Items listed in a dataset

--- Begin ---

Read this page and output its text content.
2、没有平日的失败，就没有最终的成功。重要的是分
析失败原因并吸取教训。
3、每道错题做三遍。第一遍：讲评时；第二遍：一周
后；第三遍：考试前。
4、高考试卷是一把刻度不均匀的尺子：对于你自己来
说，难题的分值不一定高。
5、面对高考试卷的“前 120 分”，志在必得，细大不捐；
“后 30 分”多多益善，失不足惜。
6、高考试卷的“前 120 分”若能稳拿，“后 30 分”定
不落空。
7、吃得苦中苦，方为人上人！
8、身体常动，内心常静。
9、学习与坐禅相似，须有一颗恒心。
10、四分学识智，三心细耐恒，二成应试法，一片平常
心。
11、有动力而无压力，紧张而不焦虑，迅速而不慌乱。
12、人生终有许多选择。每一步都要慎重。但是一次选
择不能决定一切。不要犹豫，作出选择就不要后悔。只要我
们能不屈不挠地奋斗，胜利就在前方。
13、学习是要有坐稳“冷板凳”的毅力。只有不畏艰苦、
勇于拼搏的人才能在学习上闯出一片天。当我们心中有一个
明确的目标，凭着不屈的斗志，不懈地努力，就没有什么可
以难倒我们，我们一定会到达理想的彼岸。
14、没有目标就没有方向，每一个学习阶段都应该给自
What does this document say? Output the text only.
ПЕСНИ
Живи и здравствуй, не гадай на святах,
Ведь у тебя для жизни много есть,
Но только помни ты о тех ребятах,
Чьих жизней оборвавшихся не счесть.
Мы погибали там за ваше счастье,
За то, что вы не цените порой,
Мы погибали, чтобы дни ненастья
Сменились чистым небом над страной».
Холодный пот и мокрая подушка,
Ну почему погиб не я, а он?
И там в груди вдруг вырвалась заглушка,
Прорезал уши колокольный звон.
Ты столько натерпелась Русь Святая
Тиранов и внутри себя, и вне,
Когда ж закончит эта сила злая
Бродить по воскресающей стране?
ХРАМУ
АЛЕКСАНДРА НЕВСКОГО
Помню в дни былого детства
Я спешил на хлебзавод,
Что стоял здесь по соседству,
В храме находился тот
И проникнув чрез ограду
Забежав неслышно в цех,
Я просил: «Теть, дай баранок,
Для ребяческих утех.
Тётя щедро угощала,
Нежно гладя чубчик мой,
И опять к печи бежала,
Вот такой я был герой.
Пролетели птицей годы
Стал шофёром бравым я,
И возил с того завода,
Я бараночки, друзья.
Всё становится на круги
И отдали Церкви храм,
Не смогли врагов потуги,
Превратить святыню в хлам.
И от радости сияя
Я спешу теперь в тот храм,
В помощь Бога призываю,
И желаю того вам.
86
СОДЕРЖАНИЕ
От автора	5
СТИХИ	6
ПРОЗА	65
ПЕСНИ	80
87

--- End ---

#### Exercise aim
Each line from the one containing "What does this" to the end of the listing above should be copied exactly, and nothing else.

#### Result of the task
What does this document say? Output the text only.
ПЕСНИ
Живи и здравствуй, не гадай на святах,
Ведь у тебя для жизни много есть,
Но только помни ты о тех ребятах,
Чьих жизней оборвавшихся не счесть.
Мы погибали там за ваше счастье,
За то, что вы не цените порой,
Мы погибали, чтобы дни ненастья
Сменились чистым небом над страной».
Холодный пот и мокрая подушка,
Ну почему погиб не я, а он?
И там в груди вдруг вырвалась заглушка,
Прорезал уши колокольный звон.
Ты столько натерпелась Русь Святая
Тиранов и внутри себя, и вне,
Когда ж закончит эта сила злая
Бродить по воскресающей стране?
ХРАМУ
АЛЕКСАНДРА НЕВСКОГО
Помню в дни былого детства
Я спешил на хлебзавод,
Что стоял здесь по соседству,
В храме находился тот
И проникнув чрез ограду
Забежав неслышно в цех,
Я просил: «Теть, дай баранок,
Для ребяческих утех.
Тётя щедро угощала,
Нежно гладя чубчик мой,
И опять к печи бежала,
Вот такой я был герой.
Пролетели птицей годы
Стал шофёром бравым я,
И возил с того завода,
Я бараночки, друзья.
Всё становится на круги
И отдали Церкви храм,
Не смогли врагов потуги,
Превратить святыню в хлам.
И от радости сияя
Я спешу теперь в тот храм,
В помощь Бога призываю,
И желаю того вам.
86
СОДЕРЖАНИЕ
От автора	5
СТИХИ	6
ПРОЗА	65
ПЕСНИ	80
87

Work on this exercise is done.